=== Material for this exercise ===

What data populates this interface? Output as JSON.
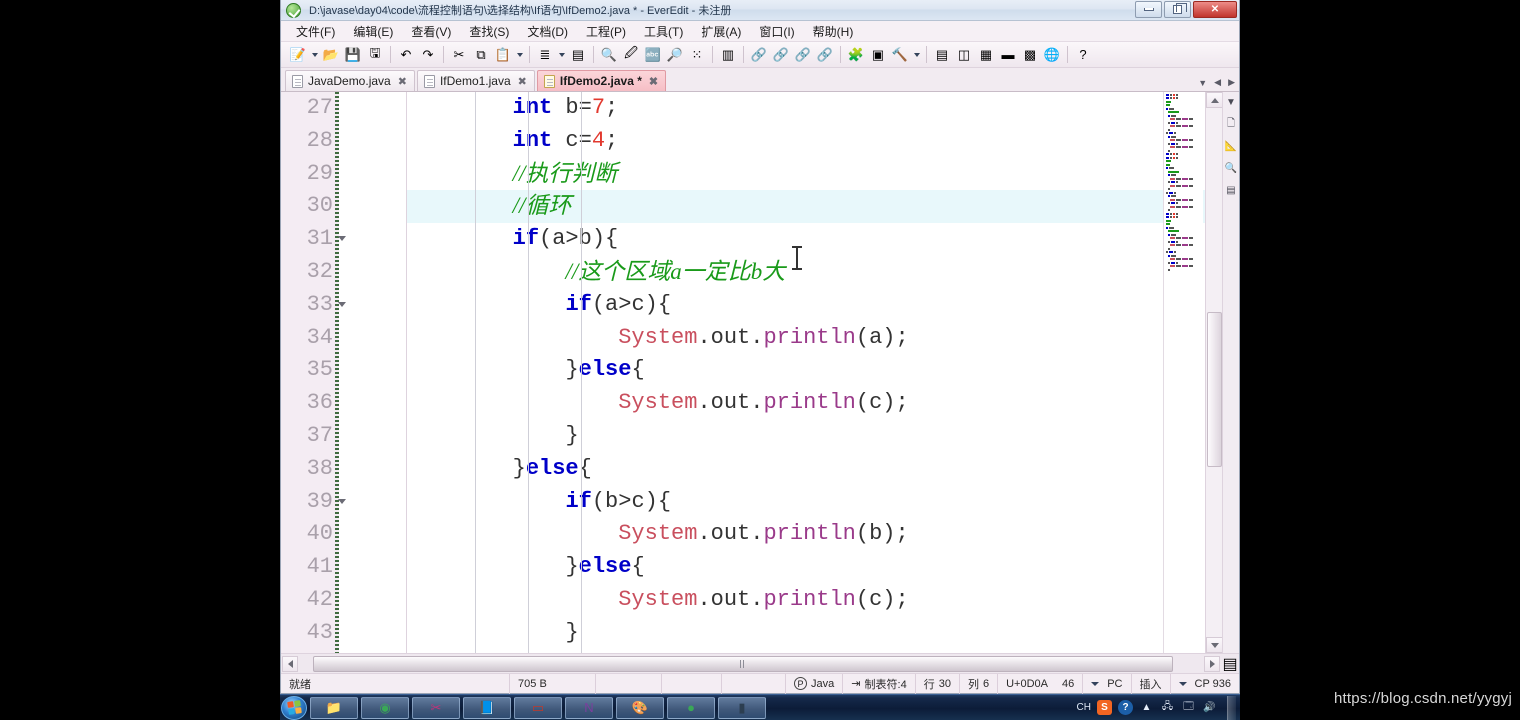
{
  "window": {
    "title": "D:\\javase\\day04\\code\\流程控制语句\\选择结构\\If语句\\IfDemo2.java * - EverEdit - 未注册",
    "app_icon": "everedit-green-check-icon",
    "controls": {
      "minimize": "─",
      "maximize": "❐",
      "close": "✕"
    }
  },
  "menubar": {
    "items": [
      {
        "label": "文件(F)"
      },
      {
        "label": "编辑(E)"
      },
      {
        "label": "查看(V)"
      },
      {
        "label": "查找(S)"
      },
      {
        "label": "文档(D)"
      },
      {
        "label": "工程(P)"
      },
      {
        "label": "工具(T)"
      },
      {
        "label": "扩展(A)"
      },
      {
        "label": "窗口(I)"
      },
      {
        "label": "帮助(H)"
      }
    ]
  },
  "toolbar": {
    "groups": [
      {
        "buttons": [
          {
            "name": "new-file-icon",
            "glyph": "📝",
            "dropdown": true
          },
          {
            "name": "open-folder-icon",
            "glyph": "📂",
            "dropdown": false
          },
          {
            "name": "save-icon",
            "glyph": "💾",
            "dropdown": false
          },
          {
            "name": "save-all-icon",
            "glyph": "🖫",
            "dropdown": false
          }
        ]
      },
      {
        "buttons": [
          {
            "name": "undo-icon",
            "glyph": "↶",
            "dropdown": false
          },
          {
            "name": "redo-icon",
            "glyph": "↷",
            "dropdown": false
          }
        ]
      },
      {
        "buttons": [
          {
            "name": "cut-icon",
            "glyph": "✂",
            "dropdown": false
          },
          {
            "name": "copy-icon",
            "glyph": "⧉",
            "dropdown": false
          },
          {
            "name": "paste-icon",
            "glyph": "📋",
            "dropdown": true
          }
        ]
      },
      {
        "buttons": [
          {
            "name": "indent-lines-icon",
            "glyph": "≣",
            "dropdown": true
          },
          {
            "name": "word-wrap-icon",
            "glyph": "▤",
            "dropdown": false
          }
        ]
      },
      {
        "buttons": [
          {
            "name": "find-icon",
            "glyph": "🔍",
            "dropdown": false
          },
          {
            "name": "replace-icon",
            "glyph": "🖉",
            "dropdown": false
          },
          {
            "name": "sort-abc-icon",
            "glyph": "🔤",
            "dropdown": false
          },
          {
            "name": "find-in-files-icon",
            "glyph": "🔎",
            "dropdown": false
          },
          {
            "name": "compare-icon",
            "glyph": "⁙",
            "dropdown": false
          }
        ]
      },
      {
        "buttons": [
          {
            "name": "column-mode-icon",
            "glyph": "▥",
            "dropdown": false
          }
        ]
      },
      {
        "buttons": [
          {
            "name": "bookmark-toggle-icon",
            "glyph": "🔗",
            "dropdown": false
          },
          {
            "name": "bookmark-next-icon",
            "glyph": "🔗",
            "dropdown": false
          },
          {
            "name": "bookmark-prev-icon",
            "glyph": "🔗",
            "dropdown": false
          },
          {
            "name": "bookmark-clear-icon",
            "glyph": "🔗",
            "dropdown": false
          }
        ]
      },
      {
        "buttons": [
          {
            "name": "plugin-icon",
            "glyph": "🧩",
            "dropdown": false
          },
          {
            "name": "panel-icon",
            "glyph": "▣",
            "dropdown": false
          },
          {
            "name": "build-tool-icon",
            "glyph": "🔨",
            "dropdown": true
          }
        ]
      },
      {
        "buttons": [
          {
            "name": "explorer-panel-icon",
            "glyph": "▤",
            "dropdown": false
          },
          {
            "name": "project-panel-icon",
            "glyph": "◫",
            "dropdown": false
          },
          {
            "name": "outline-panel-icon",
            "glyph": "▦",
            "dropdown": false
          },
          {
            "name": "console-panel-icon",
            "glyph": "▬",
            "dropdown": false
          },
          {
            "name": "grid-panel-icon",
            "glyph": "▩",
            "dropdown": false
          },
          {
            "name": "browser-icon",
            "glyph": "🌐",
            "dropdown": false
          }
        ]
      },
      {
        "buttons": [
          {
            "name": "help-icon",
            "glyph": "?",
            "dropdown": false
          }
        ]
      }
    ]
  },
  "tabs": {
    "items": [
      {
        "label": "JavaDemo.java",
        "active": false,
        "modified": false
      },
      {
        "label": "IfDemo1.java",
        "active": false,
        "modified": false
      },
      {
        "label": "IfDemo2.java *",
        "active": true,
        "modified": true
      }
    ],
    "close_glyph": "✖",
    "right_controls": [
      {
        "name": "tab-list-dropdown-icon",
        "glyph": "▼"
      },
      {
        "name": "tab-scroll-left-icon",
        "glyph": "◀"
      },
      {
        "name": "tab-scroll-right-icon",
        "glyph": "▶"
      }
    ]
  },
  "editor": {
    "current_line": 30,
    "lines": [
      {
        "no": "27",
        "fold": false,
        "current": false,
        "indent_guides": 1,
        "tokens": [
          {
            "t": "        ",
            "c": "pn"
          },
          {
            "t": "int",
            "c": "kw"
          },
          {
            "t": " b=",
            "c": "pn"
          },
          {
            "t": "7",
            "c": "num"
          },
          {
            "t": ";",
            "c": "pn"
          }
        ]
      },
      {
        "no": "28",
        "fold": false,
        "current": false,
        "indent_guides": 1,
        "tokens": [
          {
            "t": "        ",
            "c": "pn"
          },
          {
            "t": "int",
            "c": "kw"
          },
          {
            "t": " c=",
            "c": "pn"
          },
          {
            "t": "4",
            "c": "num"
          },
          {
            "t": ";",
            "c": "pn"
          }
        ]
      },
      {
        "no": "29",
        "fold": false,
        "current": false,
        "indent_guides": 1,
        "tokens": [
          {
            "t": "        ",
            "c": "pn"
          },
          {
            "t": "//执行判断",
            "c": "cmt"
          }
        ]
      },
      {
        "no": "30",
        "fold": false,
        "current": true,
        "indent_guides": 1,
        "tokens": [
          {
            "t": "        ",
            "c": "pn"
          },
          {
            "t": "//循环",
            "c": "cmt"
          }
        ]
      },
      {
        "no": "31",
        "fold": true,
        "current": false,
        "indent_guides": 1,
        "tokens": [
          {
            "t": "        ",
            "c": "pn"
          },
          {
            "t": "if",
            "c": "kw"
          },
          {
            "t": "(a>b){",
            "c": "pn"
          }
        ]
      },
      {
        "no": "32",
        "fold": false,
        "current": false,
        "indent_guides": 2,
        "tokens": [
          {
            "t": "            ",
            "c": "pn"
          },
          {
            "t": "//这个区域a一定比b大",
            "c": "cmt"
          }
        ]
      },
      {
        "no": "33",
        "fold": true,
        "current": false,
        "indent_guides": 2,
        "tokens": [
          {
            "t": "            ",
            "c": "pn"
          },
          {
            "t": "if",
            "c": "kw"
          },
          {
            "t": "(a>c){",
            "c": "pn"
          }
        ]
      },
      {
        "no": "34",
        "fold": false,
        "current": false,
        "indent_guides": 3,
        "tokens": [
          {
            "t": "                ",
            "c": "pn"
          },
          {
            "t": "System",
            "c": "cls"
          },
          {
            "t": ".out.",
            "c": "pn"
          },
          {
            "t": "println",
            "c": "mth"
          },
          {
            "t": "(a);",
            "c": "pn"
          }
        ]
      },
      {
        "no": "35",
        "fold": false,
        "current": false,
        "indent_guides": 2,
        "tokens": [
          {
            "t": "            ",
            "c": "pn"
          },
          {
            "t": "}",
            "c": "pn"
          },
          {
            "t": "else",
            "c": "kw"
          },
          {
            "t": "{",
            "c": "pn"
          }
        ]
      },
      {
        "no": "36",
        "fold": false,
        "current": false,
        "indent_guides": 3,
        "tokens": [
          {
            "t": "                ",
            "c": "pn"
          },
          {
            "t": "System",
            "c": "cls"
          },
          {
            "t": ".out.",
            "c": "pn"
          },
          {
            "t": "println",
            "c": "mth"
          },
          {
            "t": "(c);",
            "c": "pn"
          }
        ]
      },
      {
        "no": "37",
        "fold": false,
        "current": false,
        "indent_guides": 2,
        "tokens": [
          {
            "t": "            ",
            "c": "pn"
          },
          {
            "t": "}",
            "c": "pn"
          }
        ]
      },
      {
        "no": "38",
        "fold": false,
        "current": false,
        "indent_guides": 1,
        "tokens": [
          {
            "t": "        ",
            "c": "pn"
          },
          {
            "t": "}",
            "c": "pn"
          },
          {
            "t": "else",
            "c": "kw"
          },
          {
            "t": "{",
            "c": "pn"
          }
        ]
      },
      {
        "no": "39",
        "fold": true,
        "current": false,
        "indent_guides": 2,
        "tokens": [
          {
            "t": "            ",
            "c": "pn"
          },
          {
            "t": "if",
            "c": "kw"
          },
          {
            "t": "(b>c){",
            "c": "pn"
          }
        ]
      },
      {
        "no": "40",
        "fold": false,
        "current": false,
        "indent_guides": 3,
        "tokens": [
          {
            "t": "                ",
            "c": "pn"
          },
          {
            "t": "System",
            "c": "cls"
          },
          {
            "t": ".out.",
            "c": "pn"
          },
          {
            "t": "println",
            "c": "mth"
          },
          {
            "t": "(b);",
            "c": "pn"
          }
        ]
      },
      {
        "no": "41",
        "fold": false,
        "current": false,
        "indent_guides": 2,
        "tokens": [
          {
            "t": "            ",
            "c": "pn"
          },
          {
            "t": "}",
            "c": "pn"
          },
          {
            "t": "else",
            "c": "kw"
          },
          {
            "t": "{",
            "c": "pn"
          }
        ]
      },
      {
        "no": "42",
        "fold": false,
        "current": false,
        "indent_guides": 3,
        "tokens": [
          {
            "t": "                ",
            "c": "pn"
          },
          {
            "t": "System",
            "c": "cls"
          },
          {
            "t": ".out.",
            "c": "pn"
          },
          {
            "t": "println",
            "c": "mth"
          },
          {
            "t": "(c);",
            "c": "pn"
          }
        ]
      },
      {
        "no": "43",
        "fold": false,
        "current": false,
        "indent_guides": 2,
        "tokens": [
          {
            "t": "            ",
            "c": "pn"
          },
          {
            "t": "}",
            "c": "pn"
          }
        ]
      }
    ]
  },
  "right_strip": {
    "items": [
      {
        "name": "panel-dropdown-icon",
        "glyph": "▼"
      },
      {
        "name": "document-map-icon",
        "glyph": "🗋"
      },
      {
        "name": "ruler-icon",
        "glyph": "📐"
      },
      {
        "name": "search-panel-icon",
        "glyph": "🔍"
      },
      {
        "name": "outline-panel-icon",
        "glyph": "▤"
      }
    ]
  },
  "statusbar": {
    "ready": "就绪",
    "size": "705 B",
    "language": "Java",
    "language_badge": "P",
    "tab_setting": "制表符:4",
    "tab_icon": "tab-arrow-icon",
    "line_label": "行",
    "line_value": "30",
    "col_label": "列",
    "col_value": "6",
    "encoding_code": "U+0D0A",
    "char_code": "46",
    "line_ending": "PC",
    "insert_mode": "插入",
    "codepage": "CP 936"
  },
  "scrollbars": {
    "vertical": {
      "up": "▲",
      "down": "▼"
    },
    "horizontal": {
      "left": "◀",
      "right": "▶"
    }
  },
  "taskbar": {
    "start": "windows-start-orb",
    "items": [
      {
        "name": "taskbar-explorer-icon",
        "glyph": "📁"
      },
      {
        "name": "taskbar-chrome-icon",
        "glyph": "◉"
      },
      {
        "name": "taskbar-snipping-icon",
        "glyph": "✂"
      },
      {
        "name": "taskbar-notepad-icon",
        "glyph": "📘"
      },
      {
        "name": "taskbar-recorder-icon",
        "glyph": "▭"
      },
      {
        "name": "taskbar-onenote-icon",
        "glyph": "N"
      },
      {
        "name": "taskbar-paint-icon",
        "glyph": "🎨"
      },
      {
        "name": "taskbar-everedit-icon",
        "glyph": "●"
      },
      {
        "name": "taskbar-cmd-icon",
        "glyph": "▮"
      }
    ],
    "tray": {
      "ime": "CH",
      "icons": [
        {
          "name": "sogou-input-icon",
          "glyph": "S"
        },
        {
          "name": "help-tray-icon",
          "glyph": "?"
        },
        {
          "name": "expand-tray-icon",
          "glyph": "▲"
        },
        {
          "name": "network-error-icon",
          "glyph": "🖧"
        },
        {
          "name": "battery-icon",
          "glyph": "🗔"
        },
        {
          "name": "volume-icon",
          "glyph": "🔊"
        }
      ]
    }
  },
  "watermark": "https://blog.csdn.net/yygyj",
  "colors": {
    "keyword": "#0000c8",
    "number": "#e2382e",
    "comment": "#1a9a1a",
    "class": "#c94f5e",
    "method": "#9a3a8a",
    "current_line_bg": "#e8f8fb",
    "active_tab_bg": "#f6bec5"
  }
}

===

* **Task instructions**
Return each full line of the entries that contains the word "panel".

* **Worked solution**
            "name": "panel-icon",
            "name": "explorer-panel-icon",
            "name": "project-panel-icon",
            "name": "outline-panel-icon",
            "name": "console-panel-icon",
            "name": "grid-panel-icon",
        "name": "panel-dropdown-icon",
        "name": "search-panel-icon",
        "name": "outline-panel-icon",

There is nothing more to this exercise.